Supplied records:
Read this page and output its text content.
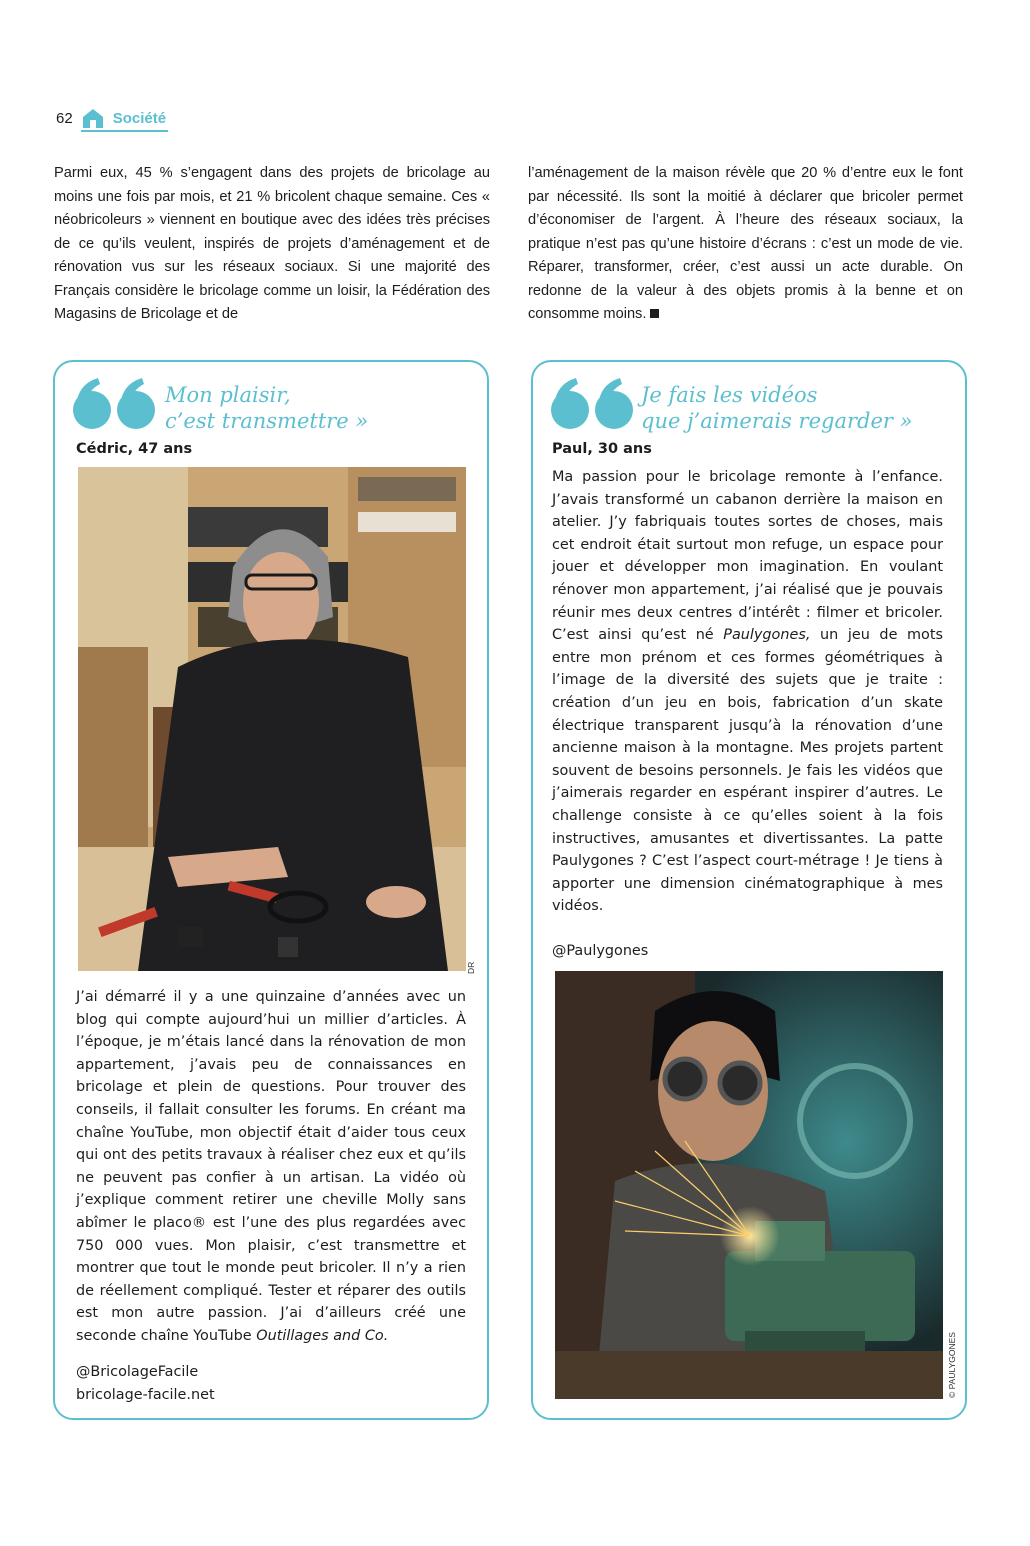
62	Société
Parmi eux, 45 % s’engagent dans des projets de bricolage au moins une fois par mois, et 21 % bricolent chaque semaine. Ces « néobricoleurs » viennent en boutique avec des idées très précises de ce qu’ils veulent, inspirés de projets d’aménagement et de rénovation vus sur les réseaux sociaux. Si une majorité des Français considère le bricolage comme un loisir, la Fédération des Magasins de Bricolage et de
l’aménagement de la maison révèle que 20 % d’entre eux le font par nécessité. Ils sont la moitié à déclarer que bricoler permet d’économiser de l’argent. À l’heure des réseaux sociaux, la pratique n’est pas qu’une histoire d’écrans : c’est un mode de vie. Réparer, transformer, créer, c’est aussi un acte durable. On redonne de la valeur à des objets promis à la benne et on consomme moins.
Mon plaisir,
c’est transmettre »
Cédric, 47 ans
DR
J’ai démarré il y a une quinzaine d’années avec un blog qui compte aujourd’hui un millier d’articles. À l’époque, je m’étais lancé dans la rénovation de mon appartement, j’avais peu de connaissances en bricolage et plein de questions. Pour trouver des conseils, il fallait consulter les forums. En créant ma chaîne YouTube, mon objectif était d’aider tous ceux qui ont des petits travaux à réaliser chez eux et qu’ils ne peuvent pas confier à un artisan. La vidéo où j’explique comment retirer une cheville Molly sans abîmer le placo® est l’une des plus regardées avec 750 000 vues. Mon plaisir, c’est transmettre et montrer que tout le monde peut bricoler. Il n’y a rien de réellement compliqué. Tester et réparer des outils est mon autre passion. J’ai d’ailleurs créé une seconde chaîne YouTube Outillages and Co.
@BricolageFacile
bricolage-facile.net
Je fais les vidéos
que j’aimerais regarder »
Paul, 30 ans
Ma passion pour le bricolage remonte à l’enfance. J’avais transformé un cabanon derrière la maison en atelier. J’y fabriquais toutes sortes de choses, mais cet endroit était surtout mon refuge, un espace pour jouer et développer mon imagination. En voulant rénover mon appartement, j’ai réalisé que je pouvais réunir mes deux centres d’intérêt : filmer et bricoler. C’est ainsi qu’est né Paulygones, un jeu de mots entre mon prénom et ces formes géométriques à l’image de la diversité des sujets que je traite : création d’un jeu en bois, fabrication d’un skate électrique transparent jusqu’à la rénovation d’une ancienne maison à la montagne. Mes projets partent souvent de besoins personnels. Je fais les vidéos que j’aimerais regarder en espérant inspirer d’autres. Le challenge consiste à ce qu’elles soient à la fois instructives, amusantes et divertissantes. La patte Paulygones ? C’est l’aspect court-métrage ! Je tiens à apporter une dimension cinématographique à mes vidéos.
@Paulygones
© PAULYGONES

Exercise:
Reproduce all of the material above word for word. Omit the pictures.

Task solution:
Read this page and output its text content.
62	Société
Parmi eux, 45 % s’engagent dans des projets de bricolage au moins une fois par mois, et 21 % bricolent chaque semaine. Ces « néobricoleurs » viennent en boutique avec des idées très précises de ce qu’ils veulent, inspirés de projets d’aménagement et de rénovation vus sur les réseaux sociaux. Si une majorité des Français considère le bricolage comme un loisir, la Fédération des Magasins de Bricolage et de
l’aménagement de la maison révèle que 20 % d’entre eux le font par nécessité. Ils sont la moitié à déclarer que bricoler permet d’économiser de l’argent. À l’heure des réseaux sociaux, la pratique n’est pas qu’une histoire d’écrans : c’est un mode de vie. Réparer, transformer, créer, c’est aussi un acte durable. On redonne de la valeur à des objets promis à la benne et on consomme moins.
Mon plaisir,
c’est transmettre »
Cédric, 47 ans
DR
J’ai démarré il y a une quinzaine d’années avec un blog qui compte aujourd’hui un millier d’articles. À l’époque, je m’étais lancé dans la rénovation de mon appartement, j’avais peu de connaissances en bricolage et plein de questions. Pour trouver des conseils, il fallait consulter les forums. En créant ma chaîne YouTube, mon objectif était d’aider tous ceux qui ont des petits travaux à réaliser chez eux et qu’ils ne peuvent pas confier à un artisan. La vidéo où j’explique comment retirer une cheville Molly sans abîmer le placo® est l’une des plus regardées avec 750 000 vues. Mon plaisir, c’est transmettre et montrer que tout le monde peut bricoler. Il n’y a rien de réellement compliqué. Tester et réparer des outils est mon autre passion. J’ai d’ailleurs créé une seconde chaîne YouTube Outillages and Co.
@BricolageFacile
bricolage-facile.net
Je fais les vidéos
que j’aimerais regarder »
Paul, 30 ans
Ma passion pour le bricolage remonte à l’enfance. J’avais transformé un cabanon derrière la maison en atelier. J’y fabriquais toutes sortes de choses, mais cet endroit était surtout mon refuge, un espace pour jouer et développer mon imagination. En voulant rénover mon appartement, j’ai réalisé que je pouvais réunir mes deux centres d’intérêt : filmer et bricoler. C’est ainsi qu’est né Paulygones, un jeu de mots entre mon prénom et ces formes géométriques à l’image de la diversité des sujets que je traite : création d’un jeu en bois, fabrication d’un skate électrique transparent jusqu’à la rénovation d’une ancienne maison à la montagne. Mes projets partent souvent de besoins personnels. Je fais les vidéos que j’aimerais regarder en espérant inspirer d’autres. Le challenge consiste à ce qu’elles soient à la fois instructives, amusantes et divertissantes. La patte Paulygones ? C’est l’aspect court-métrage ! Je tiens à apporter une dimension cinématographique à mes vidéos.
@Paulygones
© PAULYGONES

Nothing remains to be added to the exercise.